» Requirements
Return the listing below in full, with every line exactly as it is.

* * *

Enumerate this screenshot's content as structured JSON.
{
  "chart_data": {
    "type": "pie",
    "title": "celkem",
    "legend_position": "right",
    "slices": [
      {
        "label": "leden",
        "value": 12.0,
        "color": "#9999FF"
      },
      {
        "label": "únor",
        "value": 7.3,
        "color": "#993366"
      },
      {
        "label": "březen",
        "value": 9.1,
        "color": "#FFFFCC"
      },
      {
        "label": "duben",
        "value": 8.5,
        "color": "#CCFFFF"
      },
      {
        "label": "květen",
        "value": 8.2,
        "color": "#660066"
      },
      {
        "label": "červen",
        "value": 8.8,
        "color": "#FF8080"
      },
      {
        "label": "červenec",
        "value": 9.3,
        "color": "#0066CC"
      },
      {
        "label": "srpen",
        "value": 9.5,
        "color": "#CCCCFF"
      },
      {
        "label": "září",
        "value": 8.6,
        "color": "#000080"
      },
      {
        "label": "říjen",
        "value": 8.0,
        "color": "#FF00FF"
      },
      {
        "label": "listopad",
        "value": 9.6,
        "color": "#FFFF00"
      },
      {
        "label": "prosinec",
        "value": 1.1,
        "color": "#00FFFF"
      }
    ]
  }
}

* * *

» Task result
Enumerate this screenshot's content as structured JSON.
{
  "chart_data": {
    "type": "pie",
    "title": "celkem",
    "legend_position": "right",
    "slices": [
      {
        "label": "leden",
        "value": 12.0,
        "color": "#9999FF"
      },
      {
        "label": "únor",
        "value": 7.3,
        "color": "#993366"
      },
      {
        "label": "březen",
        "value": 9.1,
        "color": "#FFFFCC"
      },
      {
        "label": "duben",
        "value": 8.5,
        "color": "#CCFFFF"
      },
      {
        "label": "květen",
        "value": 8.2,
        "color": "#660066"
      },
      {
        "label": "červen",
        "value": 8.8,
        "color": "#FF8080"
      },
      {
        "label": "červenec",
        "value": 9.3,
        "color": "#0066CC"
      },
      {
        "label": "srpen",
        "value": 9.5,
        "color": "#CCCCFF"
      },
      {
        "label": "září",
        "value": 8.6,
        "color": "#000080"
      },
      {
        "label": "říjen",
        "value": 8.0,
        "color": "#FF00FF"
      },
      {
        "label": "listopad",
        "value": 9.6,
        "color": "#FFFF00"
      },
      {
        "label": "prosinec",
        "value": 1.1,
        "color": "#00FFFF"
      }
    ]
  }
}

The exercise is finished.